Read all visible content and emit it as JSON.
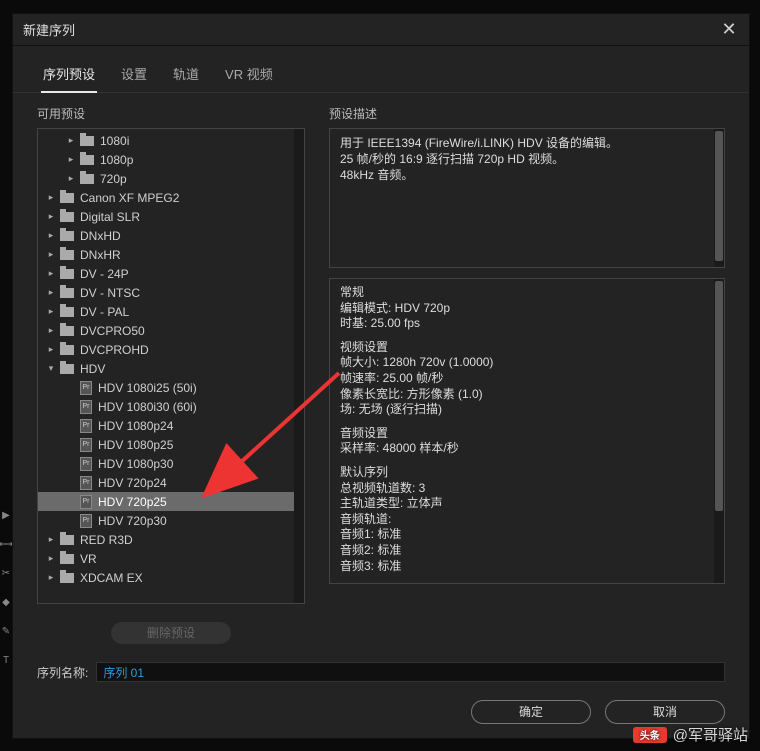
{
  "dialog": {
    "title": "新建序列",
    "tabs": [
      "序列预设",
      "设置",
      "轨道",
      "VR 视频"
    ],
    "active_tab": 0
  },
  "left": {
    "label": "可用预设",
    "tree": [
      {
        "depth": 1,
        "type": "folder",
        "exp": "right",
        "label": "1080i"
      },
      {
        "depth": 1,
        "type": "folder",
        "exp": "right",
        "label": "1080p"
      },
      {
        "depth": 1,
        "type": "folder",
        "exp": "right",
        "label": "720p"
      },
      {
        "depth": 0,
        "type": "folder",
        "exp": "right",
        "label": "Canon XF MPEG2"
      },
      {
        "depth": 0,
        "type": "folder",
        "exp": "right",
        "label": "Digital SLR"
      },
      {
        "depth": 0,
        "type": "folder",
        "exp": "right",
        "label": "DNxHD"
      },
      {
        "depth": 0,
        "type": "folder",
        "exp": "right",
        "label": "DNxHR"
      },
      {
        "depth": 0,
        "type": "folder",
        "exp": "right",
        "label": "DV - 24P"
      },
      {
        "depth": 0,
        "type": "folder",
        "exp": "right",
        "label": "DV - NTSC"
      },
      {
        "depth": 0,
        "type": "folder",
        "exp": "right",
        "label": "DV - PAL"
      },
      {
        "depth": 0,
        "type": "folder",
        "exp": "right",
        "label": "DVCPRO50"
      },
      {
        "depth": 0,
        "type": "folder",
        "exp": "right",
        "label": "DVCPROHD"
      },
      {
        "depth": 0,
        "type": "folder",
        "exp": "down",
        "label": "HDV"
      },
      {
        "depth": 1,
        "type": "preset",
        "label": "HDV 1080i25 (50i)"
      },
      {
        "depth": 1,
        "type": "preset",
        "label": "HDV 1080i30 (60i)"
      },
      {
        "depth": 1,
        "type": "preset",
        "label": "HDV 1080p24"
      },
      {
        "depth": 1,
        "type": "preset",
        "label": "HDV 1080p25"
      },
      {
        "depth": 1,
        "type": "preset",
        "label": "HDV 1080p30"
      },
      {
        "depth": 1,
        "type": "preset",
        "label": "HDV 720p24"
      },
      {
        "depth": 1,
        "type": "preset",
        "label": "HDV 720p25",
        "selected": true
      },
      {
        "depth": 1,
        "type": "preset",
        "label": "HDV 720p30"
      },
      {
        "depth": 0,
        "type": "folder",
        "exp": "right",
        "label": "RED R3D"
      },
      {
        "depth": 0,
        "type": "folder",
        "exp": "right",
        "label": "VR"
      },
      {
        "depth": 0,
        "type": "folder",
        "exp": "right",
        "label": "XDCAM EX"
      }
    ],
    "delete_label": "删除预设"
  },
  "right": {
    "label": "预设描述",
    "desc": [
      "用于 IEEE1394 (FireWire/i.LINK) HDV 设备的编辑。",
      "25 帧/秒的 16:9 逐行扫描 720p HD 视频。",
      "48kHz 音频。"
    ],
    "detail": [
      "常规",
      "编辑模式: HDV 720p",
      "时基: 25.00 fps",
      "",
      "视频设置",
      "帧大小: 1280h 720v (1.0000)",
      "帧速率: 25.00 帧/秒",
      "像素长宽比: 方形像素 (1.0)",
      "场: 无场 (逐行扫描)",
      "",
      "音频设置",
      "采样率: 48000 样本/秒",
      "",
      "默认序列",
      "总视频轨道数: 3",
      "主轨道类型: 立体声",
      "音频轨道:",
      "音频1: 标准",
      "音频2: 标准",
      "音频3: 标准"
    ]
  },
  "name": {
    "label": "序列名称:",
    "value": "序列 01"
  },
  "footer": {
    "ok": "确定",
    "cancel": "取消"
  },
  "watermark": "@军哥驿站"
}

OBJECTIVE:
Without the pictures, print the whole listing exactly as given.

RESULT FOR THIS TASK:
Read all visible content and emit it as JSON.
{
  "dialog": {
    "title": "新建序列",
    "tabs": [
      "序列预设",
      "设置",
      "轨道",
      "VR 视频"
    ],
    "active_tab": 0
  },
  "left": {
    "label": "可用预设",
    "tree": [
      {
        "depth": 1,
        "type": "folder",
        "exp": "right",
        "label": "1080i"
      },
      {
        "depth": 1,
        "type": "folder",
        "exp": "right",
        "label": "1080p"
      },
      {
        "depth": 1,
        "type": "folder",
        "exp": "right",
        "label": "720p"
      },
      {
        "depth": 0,
        "type": "folder",
        "exp": "right",
        "label": "Canon XF MPEG2"
      },
      {
        "depth": 0,
        "type": "folder",
        "exp": "right",
        "label": "Digital SLR"
      },
      {
        "depth": 0,
        "type": "folder",
        "exp": "right",
        "label": "DNxHD"
      },
      {
        "depth": 0,
        "type": "folder",
        "exp": "right",
        "label": "DNxHR"
      },
      {
        "depth": 0,
        "type": "folder",
        "exp": "right",
        "label": "DV - 24P"
      },
      {
        "depth": 0,
        "type": "folder",
        "exp": "right",
        "label": "DV - NTSC"
      },
      {
        "depth": 0,
        "type": "folder",
        "exp": "right",
        "label": "DV - PAL"
      },
      {
        "depth": 0,
        "type": "folder",
        "exp": "right",
        "label": "DVCPRO50"
      },
      {
        "depth": 0,
        "type": "folder",
        "exp": "right",
        "label": "DVCPROHD"
      },
      {
        "depth": 0,
        "type": "folder",
        "exp": "down",
        "label": "HDV"
      },
      {
        "depth": 1,
        "type": "preset",
        "label": "HDV 1080i25 (50i)"
      },
      {
        "depth": 1,
        "type": "preset",
        "label": "HDV 1080i30 (60i)"
      },
      {
        "depth": 1,
        "type": "preset",
        "label": "HDV 1080p24"
      },
      {
        "depth": 1,
        "type": "preset",
        "label": "HDV 1080p25"
      },
      {
        "depth": 1,
        "type": "preset",
        "label": "HDV 1080p30"
      },
      {
        "depth": 1,
        "type": "preset",
        "label": "HDV 720p24"
      },
      {
        "depth": 1,
        "type": "preset",
        "label": "HDV 720p25",
        "selected": true
      },
      {
        "depth": 1,
        "type": "preset",
        "label": "HDV 720p30"
      },
      {
        "depth": 0,
        "type": "folder",
        "exp": "right",
        "label": "RED R3D"
      },
      {
        "depth": 0,
        "type": "folder",
        "exp": "right",
        "label": "VR"
      },
      {
        "depth": 0,
        "type": "folder",
        "exp": "right",
        "label": "XDCAM EX"
      }
    ],
    "delete_label": "删除预设"
  },
  "right": {
    "label": "预设描述",
    "desc": [
      "用于 IEEE1394 (FireWire/i.LINK) HDV 设备的编辑。",
      "25 帧/秒的 16:9 逐行扫描 720p HD 视频。",
      "48kHz 音频。"
    ],
    "detail": [
      "常规",
      "编辑模式: HDV 720p",
      "时基: 25.00 fps",
      "",
      "视频设置",
      "帧大小: 1280h 720v (1.0000)",
      "帧速率: 25.00 帧/秒",
      "像素长宽比: 方形像素 (1.0)",
      "场: 无场 (逐行扫描)",
      "",
      "音频设置",
      "采样率: 48000 样本/秒",
      "",
      "默认序列",
      "总视频轨道数: 3",
      "主轨道类型: 立体声",
      "音频轨道:",
      "音频1: 标准",
      "音频2: 标准",
      "音频3: 标准"
    ]
  },
  "name": {
    "label": "序列名称:",
    "value": "序列 01"
  },
  "footer": {
    "ok": "确定",
    "cancel": "取消"
  },
  "watermark": "@军哥驿站"
}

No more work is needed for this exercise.